→ WRITTEN TASK: Could you give the data below again, exactly and completely?

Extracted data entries
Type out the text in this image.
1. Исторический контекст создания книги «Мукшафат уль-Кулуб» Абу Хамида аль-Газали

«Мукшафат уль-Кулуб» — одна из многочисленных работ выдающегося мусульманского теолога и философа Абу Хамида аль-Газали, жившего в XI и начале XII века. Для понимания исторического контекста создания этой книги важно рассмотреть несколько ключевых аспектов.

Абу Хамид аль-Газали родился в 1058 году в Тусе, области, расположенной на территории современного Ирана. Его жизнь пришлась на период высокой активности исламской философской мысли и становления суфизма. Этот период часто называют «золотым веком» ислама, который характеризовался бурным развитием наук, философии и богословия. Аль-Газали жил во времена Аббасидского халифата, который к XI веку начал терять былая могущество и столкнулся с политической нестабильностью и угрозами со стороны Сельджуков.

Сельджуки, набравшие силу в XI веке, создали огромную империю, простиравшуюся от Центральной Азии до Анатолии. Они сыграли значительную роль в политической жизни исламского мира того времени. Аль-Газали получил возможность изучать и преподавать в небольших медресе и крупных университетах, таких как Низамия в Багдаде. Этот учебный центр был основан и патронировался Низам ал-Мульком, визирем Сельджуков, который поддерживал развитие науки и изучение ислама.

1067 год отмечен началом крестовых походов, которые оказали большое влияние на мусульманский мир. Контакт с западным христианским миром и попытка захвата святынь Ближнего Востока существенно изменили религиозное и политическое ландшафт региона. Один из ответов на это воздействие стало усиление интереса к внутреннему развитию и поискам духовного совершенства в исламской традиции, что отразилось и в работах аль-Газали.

→ RESULT BELOW:
Type out the text in this image.
1. Исторический контекст создания книги «Мукшафат уль-Кулуб» Абу Хамида аль-Газали

«Мукшафат уль-Кулуб» — одна из многочисленных работ выдающегося мусульманского теолога и философа Абу Хамида аль-Газали, жившего в XI и начале XII века. Для понимания исторического контекста создания этой книги важно рассмотреть несколько ключевых аспектов.

Абу Хамид аль-Газали родился в 1058 году в Тусе, области, расположенной на территории современного Ирана. Его жизнь пришлась на период высокой активности исламской философской мысли и становления суфизма. Этот период часто называют «золотым веком» ислама, который характеризовался бурным развитием наук, философии и богословия. Аль-Газали жил во времена Аббасидского халифата, который к XI веку начал терять былая могущество и столкнулся с политической нестабильностью и угрозами со стороны Сельджуков.

Сельджуки, набравшие силу в XI веке, создали огромную империю, простиравшуюся от Центральной Азии до Анатолии. Они сыграли значительную роль в политической жизни исламского мира того времени. Аль-Газали получил возможность изучать и преподавать в небольших медресе и крупных университетах, таких как Низамия в Багдаде. Этот учебный центр был основан и патронировался Низам ал-Мульком, визирем Сельджуков, который поддерживал развитие науки и изучение ислама.

1067 год отмечен началом крестовых походов, которые оказали большое влияние на мусульманский мир. Контакт с западным христианским миром и попытка захвата святынь Ближнего Востока существенно изменили религиозное и политическое ландшафт региона. Один из ответов на это воздействие стало усиление интереса к внутреннему развитию и поискам духовного совершенства в исламской традиции, что отразилось и в работах аль-Газали.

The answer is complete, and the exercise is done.